To be done: Where the word "screenshot" occurs in a line, return that line.

____________________

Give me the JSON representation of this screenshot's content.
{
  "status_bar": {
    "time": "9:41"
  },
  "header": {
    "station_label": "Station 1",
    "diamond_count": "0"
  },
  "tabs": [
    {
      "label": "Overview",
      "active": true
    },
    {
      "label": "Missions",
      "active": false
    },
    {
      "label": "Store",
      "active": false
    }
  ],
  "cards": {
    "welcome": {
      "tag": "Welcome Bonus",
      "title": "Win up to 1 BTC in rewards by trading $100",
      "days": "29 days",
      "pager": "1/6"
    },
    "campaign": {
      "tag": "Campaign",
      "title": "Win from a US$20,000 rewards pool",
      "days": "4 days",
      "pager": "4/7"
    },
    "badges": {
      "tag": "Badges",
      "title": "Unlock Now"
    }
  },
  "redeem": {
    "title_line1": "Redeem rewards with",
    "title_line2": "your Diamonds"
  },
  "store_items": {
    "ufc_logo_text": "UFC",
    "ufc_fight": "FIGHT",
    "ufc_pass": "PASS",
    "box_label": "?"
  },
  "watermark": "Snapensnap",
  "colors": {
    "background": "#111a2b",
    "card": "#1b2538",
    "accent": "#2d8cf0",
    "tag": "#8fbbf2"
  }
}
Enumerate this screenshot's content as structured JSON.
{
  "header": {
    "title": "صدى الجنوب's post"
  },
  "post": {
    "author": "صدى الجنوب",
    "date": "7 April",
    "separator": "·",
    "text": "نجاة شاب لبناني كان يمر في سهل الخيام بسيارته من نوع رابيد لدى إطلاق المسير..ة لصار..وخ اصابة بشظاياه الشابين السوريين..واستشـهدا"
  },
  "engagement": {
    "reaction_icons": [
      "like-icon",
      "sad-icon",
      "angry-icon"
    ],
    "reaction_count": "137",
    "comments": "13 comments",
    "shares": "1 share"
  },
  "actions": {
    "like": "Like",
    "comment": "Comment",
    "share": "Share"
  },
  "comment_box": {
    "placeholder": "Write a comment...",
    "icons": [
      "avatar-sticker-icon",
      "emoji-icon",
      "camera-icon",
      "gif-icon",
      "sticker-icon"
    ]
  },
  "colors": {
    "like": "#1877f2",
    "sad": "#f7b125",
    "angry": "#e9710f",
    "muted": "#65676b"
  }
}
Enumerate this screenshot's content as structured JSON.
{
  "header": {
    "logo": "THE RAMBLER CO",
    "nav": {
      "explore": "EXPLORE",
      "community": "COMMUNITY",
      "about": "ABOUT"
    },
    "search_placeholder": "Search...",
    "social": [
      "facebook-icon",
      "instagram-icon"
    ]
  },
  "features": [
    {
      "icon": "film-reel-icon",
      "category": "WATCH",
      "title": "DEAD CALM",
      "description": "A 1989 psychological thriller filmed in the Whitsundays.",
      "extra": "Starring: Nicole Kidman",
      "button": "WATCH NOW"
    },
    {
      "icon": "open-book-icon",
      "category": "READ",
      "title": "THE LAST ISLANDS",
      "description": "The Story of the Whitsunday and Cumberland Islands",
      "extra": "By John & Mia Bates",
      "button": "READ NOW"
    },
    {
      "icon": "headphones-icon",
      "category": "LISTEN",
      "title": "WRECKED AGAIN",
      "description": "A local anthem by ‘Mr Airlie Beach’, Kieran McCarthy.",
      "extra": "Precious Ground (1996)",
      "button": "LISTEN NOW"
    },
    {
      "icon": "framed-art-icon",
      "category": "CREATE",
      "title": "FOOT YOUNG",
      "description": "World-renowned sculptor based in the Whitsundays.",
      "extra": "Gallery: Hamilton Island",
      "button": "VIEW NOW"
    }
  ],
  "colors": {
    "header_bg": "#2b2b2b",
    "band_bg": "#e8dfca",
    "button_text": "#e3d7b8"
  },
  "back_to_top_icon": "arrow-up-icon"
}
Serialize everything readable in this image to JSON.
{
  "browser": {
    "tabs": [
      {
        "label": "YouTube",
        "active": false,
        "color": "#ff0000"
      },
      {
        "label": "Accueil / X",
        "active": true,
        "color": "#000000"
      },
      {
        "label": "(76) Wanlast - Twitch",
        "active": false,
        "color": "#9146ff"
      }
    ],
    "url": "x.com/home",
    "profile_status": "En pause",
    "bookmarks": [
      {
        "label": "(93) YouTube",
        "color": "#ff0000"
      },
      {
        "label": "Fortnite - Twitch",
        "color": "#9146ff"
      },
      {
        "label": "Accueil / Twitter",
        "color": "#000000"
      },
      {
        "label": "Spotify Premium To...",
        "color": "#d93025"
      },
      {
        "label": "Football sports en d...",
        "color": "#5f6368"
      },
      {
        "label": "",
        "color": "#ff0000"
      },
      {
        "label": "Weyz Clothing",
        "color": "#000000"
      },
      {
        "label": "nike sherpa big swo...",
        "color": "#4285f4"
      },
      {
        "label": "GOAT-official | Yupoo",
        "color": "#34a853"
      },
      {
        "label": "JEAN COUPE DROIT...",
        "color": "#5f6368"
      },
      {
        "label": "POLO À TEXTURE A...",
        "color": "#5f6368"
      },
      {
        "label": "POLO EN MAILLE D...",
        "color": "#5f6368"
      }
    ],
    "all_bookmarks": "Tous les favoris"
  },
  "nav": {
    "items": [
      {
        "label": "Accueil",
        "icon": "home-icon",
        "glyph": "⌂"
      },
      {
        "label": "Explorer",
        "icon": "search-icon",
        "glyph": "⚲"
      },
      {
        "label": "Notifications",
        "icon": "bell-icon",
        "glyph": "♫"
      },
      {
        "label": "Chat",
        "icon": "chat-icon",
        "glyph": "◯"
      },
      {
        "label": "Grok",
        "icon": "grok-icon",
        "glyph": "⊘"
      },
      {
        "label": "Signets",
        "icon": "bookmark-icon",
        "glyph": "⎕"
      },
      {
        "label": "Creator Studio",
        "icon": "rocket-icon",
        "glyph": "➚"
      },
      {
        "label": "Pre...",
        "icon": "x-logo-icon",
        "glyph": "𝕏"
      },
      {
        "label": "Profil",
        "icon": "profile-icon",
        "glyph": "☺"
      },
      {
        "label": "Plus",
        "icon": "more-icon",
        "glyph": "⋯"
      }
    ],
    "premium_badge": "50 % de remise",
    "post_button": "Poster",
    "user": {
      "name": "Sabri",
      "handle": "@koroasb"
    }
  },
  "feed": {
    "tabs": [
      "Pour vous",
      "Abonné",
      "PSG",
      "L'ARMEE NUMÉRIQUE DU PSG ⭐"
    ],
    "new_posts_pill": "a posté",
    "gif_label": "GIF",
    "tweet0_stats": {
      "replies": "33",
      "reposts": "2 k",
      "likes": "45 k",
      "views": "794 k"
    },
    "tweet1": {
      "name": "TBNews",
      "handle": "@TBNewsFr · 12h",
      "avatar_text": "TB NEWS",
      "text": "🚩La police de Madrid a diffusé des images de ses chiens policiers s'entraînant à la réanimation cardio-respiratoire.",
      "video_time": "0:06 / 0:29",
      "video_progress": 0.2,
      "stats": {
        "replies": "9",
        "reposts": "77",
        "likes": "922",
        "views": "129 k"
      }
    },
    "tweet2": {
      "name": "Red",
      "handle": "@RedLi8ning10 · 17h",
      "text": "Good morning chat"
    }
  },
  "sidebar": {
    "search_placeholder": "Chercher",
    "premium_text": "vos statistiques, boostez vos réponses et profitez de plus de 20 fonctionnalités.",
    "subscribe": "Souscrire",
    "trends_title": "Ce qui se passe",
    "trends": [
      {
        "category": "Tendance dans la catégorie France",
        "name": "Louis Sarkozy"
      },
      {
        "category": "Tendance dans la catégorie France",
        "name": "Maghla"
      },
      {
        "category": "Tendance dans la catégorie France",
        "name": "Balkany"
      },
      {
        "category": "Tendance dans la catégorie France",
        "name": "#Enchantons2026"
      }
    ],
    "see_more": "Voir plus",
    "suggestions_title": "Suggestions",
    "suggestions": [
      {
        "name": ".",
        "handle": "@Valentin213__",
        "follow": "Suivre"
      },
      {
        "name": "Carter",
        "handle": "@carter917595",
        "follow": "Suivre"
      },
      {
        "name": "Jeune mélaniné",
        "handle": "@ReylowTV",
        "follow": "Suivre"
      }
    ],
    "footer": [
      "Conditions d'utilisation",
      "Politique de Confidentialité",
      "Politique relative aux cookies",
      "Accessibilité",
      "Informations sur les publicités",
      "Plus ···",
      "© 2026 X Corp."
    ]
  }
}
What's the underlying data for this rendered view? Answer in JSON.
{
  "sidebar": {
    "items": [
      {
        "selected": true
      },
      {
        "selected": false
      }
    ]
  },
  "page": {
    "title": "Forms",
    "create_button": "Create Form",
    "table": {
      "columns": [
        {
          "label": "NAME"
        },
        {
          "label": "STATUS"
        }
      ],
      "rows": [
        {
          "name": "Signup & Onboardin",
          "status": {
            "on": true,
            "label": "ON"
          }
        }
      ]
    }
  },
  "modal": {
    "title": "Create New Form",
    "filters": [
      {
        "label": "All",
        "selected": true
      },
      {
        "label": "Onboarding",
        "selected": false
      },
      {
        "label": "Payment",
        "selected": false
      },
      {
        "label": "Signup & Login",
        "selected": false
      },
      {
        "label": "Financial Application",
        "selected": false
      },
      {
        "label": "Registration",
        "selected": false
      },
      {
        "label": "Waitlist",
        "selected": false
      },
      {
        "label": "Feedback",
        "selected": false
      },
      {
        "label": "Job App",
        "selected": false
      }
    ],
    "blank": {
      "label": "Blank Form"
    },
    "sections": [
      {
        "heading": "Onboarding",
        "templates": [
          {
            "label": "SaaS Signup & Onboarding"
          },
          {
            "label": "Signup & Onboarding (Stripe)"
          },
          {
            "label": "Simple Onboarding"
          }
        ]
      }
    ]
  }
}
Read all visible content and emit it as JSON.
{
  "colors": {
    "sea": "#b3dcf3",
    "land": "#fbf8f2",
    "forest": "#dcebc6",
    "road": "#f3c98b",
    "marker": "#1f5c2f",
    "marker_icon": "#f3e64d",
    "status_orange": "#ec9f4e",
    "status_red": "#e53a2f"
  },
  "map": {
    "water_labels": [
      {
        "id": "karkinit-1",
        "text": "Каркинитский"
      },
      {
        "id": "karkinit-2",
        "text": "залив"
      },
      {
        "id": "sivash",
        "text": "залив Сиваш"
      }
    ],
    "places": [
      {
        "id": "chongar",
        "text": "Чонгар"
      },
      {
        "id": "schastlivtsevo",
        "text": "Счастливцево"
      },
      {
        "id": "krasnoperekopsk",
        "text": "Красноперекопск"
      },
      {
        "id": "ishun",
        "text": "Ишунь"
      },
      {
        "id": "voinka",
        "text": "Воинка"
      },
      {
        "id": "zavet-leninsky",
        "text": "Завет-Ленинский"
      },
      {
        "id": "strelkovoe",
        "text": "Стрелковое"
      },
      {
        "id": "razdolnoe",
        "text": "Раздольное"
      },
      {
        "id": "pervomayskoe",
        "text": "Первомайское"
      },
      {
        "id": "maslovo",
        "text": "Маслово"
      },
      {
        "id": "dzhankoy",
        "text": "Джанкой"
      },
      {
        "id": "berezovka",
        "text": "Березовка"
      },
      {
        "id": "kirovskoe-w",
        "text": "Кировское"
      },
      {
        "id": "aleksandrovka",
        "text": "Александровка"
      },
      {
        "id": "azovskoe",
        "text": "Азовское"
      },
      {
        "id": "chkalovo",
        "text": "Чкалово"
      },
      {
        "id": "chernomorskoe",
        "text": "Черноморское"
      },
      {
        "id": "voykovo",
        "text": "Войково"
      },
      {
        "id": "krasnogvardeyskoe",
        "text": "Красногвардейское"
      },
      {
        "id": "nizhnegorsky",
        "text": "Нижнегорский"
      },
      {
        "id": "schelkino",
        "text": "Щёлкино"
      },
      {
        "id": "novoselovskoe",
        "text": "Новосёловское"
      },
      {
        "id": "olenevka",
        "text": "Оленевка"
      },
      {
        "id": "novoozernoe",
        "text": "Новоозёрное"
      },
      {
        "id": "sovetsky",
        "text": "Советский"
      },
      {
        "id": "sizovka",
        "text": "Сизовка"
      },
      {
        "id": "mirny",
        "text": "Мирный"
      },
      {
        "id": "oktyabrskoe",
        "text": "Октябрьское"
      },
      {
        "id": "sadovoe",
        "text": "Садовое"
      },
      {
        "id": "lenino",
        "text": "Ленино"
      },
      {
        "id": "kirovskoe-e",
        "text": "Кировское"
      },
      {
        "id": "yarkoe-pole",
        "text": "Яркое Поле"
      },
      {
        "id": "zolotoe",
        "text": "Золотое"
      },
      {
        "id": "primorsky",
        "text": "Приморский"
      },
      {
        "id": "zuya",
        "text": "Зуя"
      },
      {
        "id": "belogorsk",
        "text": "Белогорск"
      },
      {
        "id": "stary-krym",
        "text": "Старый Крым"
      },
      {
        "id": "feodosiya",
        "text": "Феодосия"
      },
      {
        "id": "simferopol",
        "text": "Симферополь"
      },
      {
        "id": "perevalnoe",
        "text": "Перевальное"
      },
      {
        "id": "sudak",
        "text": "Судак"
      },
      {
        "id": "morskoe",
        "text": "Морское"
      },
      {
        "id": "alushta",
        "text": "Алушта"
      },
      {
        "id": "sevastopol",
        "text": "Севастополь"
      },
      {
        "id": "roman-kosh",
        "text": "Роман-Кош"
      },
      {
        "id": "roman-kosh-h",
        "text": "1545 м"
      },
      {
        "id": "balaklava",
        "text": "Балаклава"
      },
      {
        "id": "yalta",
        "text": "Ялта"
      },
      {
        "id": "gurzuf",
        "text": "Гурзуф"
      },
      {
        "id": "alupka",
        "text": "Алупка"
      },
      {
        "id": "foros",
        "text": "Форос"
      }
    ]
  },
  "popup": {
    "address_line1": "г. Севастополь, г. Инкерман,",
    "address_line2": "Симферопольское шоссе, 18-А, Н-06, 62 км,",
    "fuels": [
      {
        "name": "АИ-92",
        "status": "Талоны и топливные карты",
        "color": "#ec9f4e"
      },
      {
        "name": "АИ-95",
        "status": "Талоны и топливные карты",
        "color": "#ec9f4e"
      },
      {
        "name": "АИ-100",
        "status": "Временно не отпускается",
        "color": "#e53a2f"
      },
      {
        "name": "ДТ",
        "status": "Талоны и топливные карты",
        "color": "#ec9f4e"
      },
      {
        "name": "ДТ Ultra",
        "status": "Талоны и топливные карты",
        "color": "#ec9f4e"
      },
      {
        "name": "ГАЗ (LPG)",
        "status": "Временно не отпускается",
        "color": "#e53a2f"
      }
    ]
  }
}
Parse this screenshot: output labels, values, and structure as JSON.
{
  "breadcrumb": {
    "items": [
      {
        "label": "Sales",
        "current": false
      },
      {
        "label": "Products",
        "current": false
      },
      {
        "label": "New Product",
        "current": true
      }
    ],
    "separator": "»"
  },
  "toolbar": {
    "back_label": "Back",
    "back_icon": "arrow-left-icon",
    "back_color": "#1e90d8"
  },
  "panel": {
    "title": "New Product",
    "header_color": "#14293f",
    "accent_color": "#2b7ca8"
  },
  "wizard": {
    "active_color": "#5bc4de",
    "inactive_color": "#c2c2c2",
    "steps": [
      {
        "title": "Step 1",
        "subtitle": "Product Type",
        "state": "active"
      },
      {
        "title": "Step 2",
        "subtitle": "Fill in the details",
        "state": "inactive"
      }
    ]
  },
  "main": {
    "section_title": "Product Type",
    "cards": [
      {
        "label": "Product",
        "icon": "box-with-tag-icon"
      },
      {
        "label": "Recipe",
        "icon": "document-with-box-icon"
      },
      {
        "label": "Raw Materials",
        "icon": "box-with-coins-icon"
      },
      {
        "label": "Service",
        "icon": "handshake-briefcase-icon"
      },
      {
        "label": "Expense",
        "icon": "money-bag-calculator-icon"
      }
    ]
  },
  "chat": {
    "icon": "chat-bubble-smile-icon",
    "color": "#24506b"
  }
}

____________________

Result:
Give me the JSON representation of this screenshot's content.
Enumerate this screenshot's content as structured JSON.
Enumerate this screenshot's content as structured JSON.
Parse this screenshot: output labels, values, and structure as JSON.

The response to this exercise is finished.